[BEGIN]

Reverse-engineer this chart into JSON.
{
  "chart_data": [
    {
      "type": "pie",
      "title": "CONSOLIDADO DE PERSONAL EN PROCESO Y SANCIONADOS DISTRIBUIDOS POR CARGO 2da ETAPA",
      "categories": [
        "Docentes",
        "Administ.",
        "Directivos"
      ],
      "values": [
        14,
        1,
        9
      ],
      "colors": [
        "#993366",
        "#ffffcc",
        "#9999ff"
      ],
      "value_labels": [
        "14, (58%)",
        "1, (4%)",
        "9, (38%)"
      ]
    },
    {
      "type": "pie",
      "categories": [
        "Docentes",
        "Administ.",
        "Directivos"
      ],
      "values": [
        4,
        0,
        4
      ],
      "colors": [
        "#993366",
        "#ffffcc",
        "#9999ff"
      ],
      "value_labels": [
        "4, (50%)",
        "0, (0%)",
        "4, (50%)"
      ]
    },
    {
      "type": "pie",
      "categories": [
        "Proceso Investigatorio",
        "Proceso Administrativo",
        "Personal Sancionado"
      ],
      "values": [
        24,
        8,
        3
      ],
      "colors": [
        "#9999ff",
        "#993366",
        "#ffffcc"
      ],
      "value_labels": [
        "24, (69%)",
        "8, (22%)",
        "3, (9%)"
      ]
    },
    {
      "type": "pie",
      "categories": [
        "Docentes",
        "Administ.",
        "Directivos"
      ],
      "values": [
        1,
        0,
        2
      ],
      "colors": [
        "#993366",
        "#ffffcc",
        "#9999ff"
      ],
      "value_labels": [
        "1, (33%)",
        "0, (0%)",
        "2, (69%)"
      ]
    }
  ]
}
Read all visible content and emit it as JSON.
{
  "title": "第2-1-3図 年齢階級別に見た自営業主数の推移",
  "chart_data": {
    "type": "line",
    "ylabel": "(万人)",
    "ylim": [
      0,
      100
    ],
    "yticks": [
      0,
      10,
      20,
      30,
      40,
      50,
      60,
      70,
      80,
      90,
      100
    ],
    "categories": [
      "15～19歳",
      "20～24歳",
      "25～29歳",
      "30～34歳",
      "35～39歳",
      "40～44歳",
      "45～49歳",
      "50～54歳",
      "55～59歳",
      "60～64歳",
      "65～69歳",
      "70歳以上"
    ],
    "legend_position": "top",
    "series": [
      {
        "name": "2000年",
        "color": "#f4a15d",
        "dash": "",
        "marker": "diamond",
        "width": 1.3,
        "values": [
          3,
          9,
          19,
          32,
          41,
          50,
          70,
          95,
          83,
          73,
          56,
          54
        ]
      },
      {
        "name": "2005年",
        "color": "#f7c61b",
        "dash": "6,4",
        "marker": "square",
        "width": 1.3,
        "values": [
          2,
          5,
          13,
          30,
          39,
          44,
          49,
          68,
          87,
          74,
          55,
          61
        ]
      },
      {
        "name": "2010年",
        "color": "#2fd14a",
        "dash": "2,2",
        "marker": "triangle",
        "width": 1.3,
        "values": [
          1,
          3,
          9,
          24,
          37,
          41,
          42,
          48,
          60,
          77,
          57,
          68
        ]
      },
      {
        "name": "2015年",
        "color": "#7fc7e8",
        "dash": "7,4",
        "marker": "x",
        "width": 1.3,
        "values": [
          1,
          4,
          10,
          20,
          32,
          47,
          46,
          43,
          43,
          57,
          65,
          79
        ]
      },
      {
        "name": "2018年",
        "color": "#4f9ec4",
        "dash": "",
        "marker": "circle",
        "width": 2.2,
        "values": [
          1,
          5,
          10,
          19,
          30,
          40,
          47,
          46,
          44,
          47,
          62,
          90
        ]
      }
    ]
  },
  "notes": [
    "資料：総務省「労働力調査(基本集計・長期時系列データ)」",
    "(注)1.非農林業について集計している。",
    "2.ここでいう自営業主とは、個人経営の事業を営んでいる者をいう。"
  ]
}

[END]

» **Written problem**
Scan the data above; copy every line where "JSON" appears.

» **Solution**
Reverse-engineer this chart into JSON.
Read all visible content and emit it as JSON.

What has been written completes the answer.